Task brief: Copy each line that contains the string "amplitude".

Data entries
*****

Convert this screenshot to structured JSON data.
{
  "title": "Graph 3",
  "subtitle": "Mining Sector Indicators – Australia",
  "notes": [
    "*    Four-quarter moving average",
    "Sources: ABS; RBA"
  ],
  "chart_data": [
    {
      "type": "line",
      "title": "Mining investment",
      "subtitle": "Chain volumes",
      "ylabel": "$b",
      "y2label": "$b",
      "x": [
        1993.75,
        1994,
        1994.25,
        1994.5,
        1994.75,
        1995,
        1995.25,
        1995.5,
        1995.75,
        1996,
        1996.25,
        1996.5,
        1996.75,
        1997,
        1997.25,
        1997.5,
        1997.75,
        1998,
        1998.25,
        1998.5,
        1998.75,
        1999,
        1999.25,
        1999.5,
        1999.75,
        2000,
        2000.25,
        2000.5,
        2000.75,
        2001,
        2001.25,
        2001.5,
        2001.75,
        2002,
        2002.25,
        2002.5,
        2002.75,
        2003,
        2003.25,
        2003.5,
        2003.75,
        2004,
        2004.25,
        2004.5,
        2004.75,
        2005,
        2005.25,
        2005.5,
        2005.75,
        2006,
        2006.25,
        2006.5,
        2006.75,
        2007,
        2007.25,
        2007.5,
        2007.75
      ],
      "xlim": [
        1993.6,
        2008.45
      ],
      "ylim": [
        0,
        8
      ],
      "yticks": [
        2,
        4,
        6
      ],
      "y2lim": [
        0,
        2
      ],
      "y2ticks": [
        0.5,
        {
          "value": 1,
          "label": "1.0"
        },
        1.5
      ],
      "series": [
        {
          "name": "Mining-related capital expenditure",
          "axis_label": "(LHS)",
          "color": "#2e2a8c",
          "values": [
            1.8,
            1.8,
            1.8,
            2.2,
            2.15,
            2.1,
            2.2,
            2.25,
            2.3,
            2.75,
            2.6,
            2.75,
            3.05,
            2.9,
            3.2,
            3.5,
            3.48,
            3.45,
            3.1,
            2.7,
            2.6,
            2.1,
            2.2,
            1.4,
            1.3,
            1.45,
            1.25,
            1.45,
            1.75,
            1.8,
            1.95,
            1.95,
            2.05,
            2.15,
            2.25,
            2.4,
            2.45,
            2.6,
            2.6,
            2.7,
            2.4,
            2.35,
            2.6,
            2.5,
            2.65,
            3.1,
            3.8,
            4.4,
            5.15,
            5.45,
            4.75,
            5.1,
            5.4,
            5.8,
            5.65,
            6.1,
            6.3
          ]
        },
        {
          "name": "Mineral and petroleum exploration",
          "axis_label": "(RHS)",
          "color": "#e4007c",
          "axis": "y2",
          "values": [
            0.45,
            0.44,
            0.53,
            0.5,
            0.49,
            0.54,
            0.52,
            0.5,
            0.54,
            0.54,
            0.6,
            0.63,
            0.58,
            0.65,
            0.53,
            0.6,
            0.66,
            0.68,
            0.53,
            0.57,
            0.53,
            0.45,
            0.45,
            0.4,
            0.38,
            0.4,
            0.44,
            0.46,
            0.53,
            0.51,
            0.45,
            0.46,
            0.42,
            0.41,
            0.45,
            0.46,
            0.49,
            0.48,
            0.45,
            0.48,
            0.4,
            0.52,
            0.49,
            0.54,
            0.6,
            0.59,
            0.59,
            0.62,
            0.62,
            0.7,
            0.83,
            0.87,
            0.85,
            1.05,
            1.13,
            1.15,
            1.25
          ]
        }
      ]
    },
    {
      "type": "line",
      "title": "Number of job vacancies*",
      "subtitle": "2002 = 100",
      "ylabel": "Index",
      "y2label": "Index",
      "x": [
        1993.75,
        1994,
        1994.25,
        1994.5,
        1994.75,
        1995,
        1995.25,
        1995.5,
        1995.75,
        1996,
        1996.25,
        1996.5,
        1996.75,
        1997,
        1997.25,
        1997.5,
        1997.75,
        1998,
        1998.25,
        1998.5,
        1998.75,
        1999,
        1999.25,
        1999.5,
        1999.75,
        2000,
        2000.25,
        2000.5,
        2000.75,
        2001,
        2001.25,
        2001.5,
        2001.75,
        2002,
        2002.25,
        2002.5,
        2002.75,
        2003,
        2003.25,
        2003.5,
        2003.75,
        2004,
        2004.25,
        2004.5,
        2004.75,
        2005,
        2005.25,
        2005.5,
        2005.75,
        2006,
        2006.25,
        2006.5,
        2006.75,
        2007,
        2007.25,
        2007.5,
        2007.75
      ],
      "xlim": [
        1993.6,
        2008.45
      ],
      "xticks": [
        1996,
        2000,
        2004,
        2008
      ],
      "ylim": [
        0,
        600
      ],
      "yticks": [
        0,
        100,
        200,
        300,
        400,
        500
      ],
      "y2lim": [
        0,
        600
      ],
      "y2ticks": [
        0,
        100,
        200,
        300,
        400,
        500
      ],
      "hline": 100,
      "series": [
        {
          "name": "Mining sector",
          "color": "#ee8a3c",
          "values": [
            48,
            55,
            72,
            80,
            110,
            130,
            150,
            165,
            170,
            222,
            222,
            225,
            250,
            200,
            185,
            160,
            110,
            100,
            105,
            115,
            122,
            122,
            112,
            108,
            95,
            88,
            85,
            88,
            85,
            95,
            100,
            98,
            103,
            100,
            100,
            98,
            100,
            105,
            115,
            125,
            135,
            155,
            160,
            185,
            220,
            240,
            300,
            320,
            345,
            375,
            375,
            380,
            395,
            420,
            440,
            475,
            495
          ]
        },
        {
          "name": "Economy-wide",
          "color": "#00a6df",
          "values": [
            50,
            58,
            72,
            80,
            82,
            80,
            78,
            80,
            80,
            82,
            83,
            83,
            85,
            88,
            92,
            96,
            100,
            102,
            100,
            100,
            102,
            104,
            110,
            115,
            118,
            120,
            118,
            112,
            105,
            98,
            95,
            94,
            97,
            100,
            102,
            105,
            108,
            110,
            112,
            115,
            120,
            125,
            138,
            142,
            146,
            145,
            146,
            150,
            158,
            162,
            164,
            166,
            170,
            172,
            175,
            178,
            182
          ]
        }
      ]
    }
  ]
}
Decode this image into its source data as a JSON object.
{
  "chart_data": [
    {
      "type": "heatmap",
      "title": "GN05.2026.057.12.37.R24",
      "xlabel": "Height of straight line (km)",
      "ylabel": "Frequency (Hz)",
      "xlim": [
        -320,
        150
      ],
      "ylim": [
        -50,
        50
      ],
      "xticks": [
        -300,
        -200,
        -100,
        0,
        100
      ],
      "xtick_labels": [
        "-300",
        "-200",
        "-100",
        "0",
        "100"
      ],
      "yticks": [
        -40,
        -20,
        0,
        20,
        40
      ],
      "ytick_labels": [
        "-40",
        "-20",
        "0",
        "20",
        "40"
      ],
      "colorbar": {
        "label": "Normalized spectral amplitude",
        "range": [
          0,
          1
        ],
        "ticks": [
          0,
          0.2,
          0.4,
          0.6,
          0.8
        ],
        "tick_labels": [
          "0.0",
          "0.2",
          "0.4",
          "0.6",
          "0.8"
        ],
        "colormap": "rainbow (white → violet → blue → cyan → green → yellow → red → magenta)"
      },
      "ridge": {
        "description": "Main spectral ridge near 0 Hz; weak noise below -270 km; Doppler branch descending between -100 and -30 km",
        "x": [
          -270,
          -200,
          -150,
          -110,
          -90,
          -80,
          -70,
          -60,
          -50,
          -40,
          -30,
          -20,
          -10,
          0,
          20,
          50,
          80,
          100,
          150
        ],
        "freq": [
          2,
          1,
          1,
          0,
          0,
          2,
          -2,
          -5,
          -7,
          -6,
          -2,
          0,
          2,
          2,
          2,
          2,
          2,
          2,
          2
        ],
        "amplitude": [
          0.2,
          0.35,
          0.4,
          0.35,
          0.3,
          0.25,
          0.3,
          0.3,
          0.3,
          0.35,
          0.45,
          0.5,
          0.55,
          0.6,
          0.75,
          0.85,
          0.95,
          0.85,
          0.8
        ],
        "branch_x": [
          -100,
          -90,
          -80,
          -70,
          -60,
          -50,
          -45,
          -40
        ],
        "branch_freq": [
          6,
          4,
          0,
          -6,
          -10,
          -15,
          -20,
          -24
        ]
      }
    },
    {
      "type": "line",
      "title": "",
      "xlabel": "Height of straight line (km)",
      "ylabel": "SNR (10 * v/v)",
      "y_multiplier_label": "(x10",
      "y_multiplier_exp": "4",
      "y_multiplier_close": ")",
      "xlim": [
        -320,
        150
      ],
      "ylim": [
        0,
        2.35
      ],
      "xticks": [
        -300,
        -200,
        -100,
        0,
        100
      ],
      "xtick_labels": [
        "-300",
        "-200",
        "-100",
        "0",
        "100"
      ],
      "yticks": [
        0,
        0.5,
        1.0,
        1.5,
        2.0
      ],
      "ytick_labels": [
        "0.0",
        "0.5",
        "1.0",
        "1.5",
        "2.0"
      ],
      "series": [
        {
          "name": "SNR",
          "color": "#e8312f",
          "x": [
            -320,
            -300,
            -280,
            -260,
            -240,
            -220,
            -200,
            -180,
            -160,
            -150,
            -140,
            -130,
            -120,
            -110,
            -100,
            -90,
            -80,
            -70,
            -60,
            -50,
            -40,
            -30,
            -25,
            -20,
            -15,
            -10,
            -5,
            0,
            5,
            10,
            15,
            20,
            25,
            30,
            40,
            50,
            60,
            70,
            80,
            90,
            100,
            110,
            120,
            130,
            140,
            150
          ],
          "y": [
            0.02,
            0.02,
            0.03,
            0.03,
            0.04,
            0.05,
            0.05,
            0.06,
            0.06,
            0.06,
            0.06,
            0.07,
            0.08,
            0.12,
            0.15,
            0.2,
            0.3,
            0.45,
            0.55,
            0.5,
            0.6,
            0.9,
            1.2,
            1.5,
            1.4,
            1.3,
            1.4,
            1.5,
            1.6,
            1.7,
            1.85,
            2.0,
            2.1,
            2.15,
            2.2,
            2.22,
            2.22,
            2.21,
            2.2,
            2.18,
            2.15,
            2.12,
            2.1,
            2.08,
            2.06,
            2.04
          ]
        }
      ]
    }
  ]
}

*****

Response to this task:
        "label": "Normalized spectral amplitude",
        "amplitude": [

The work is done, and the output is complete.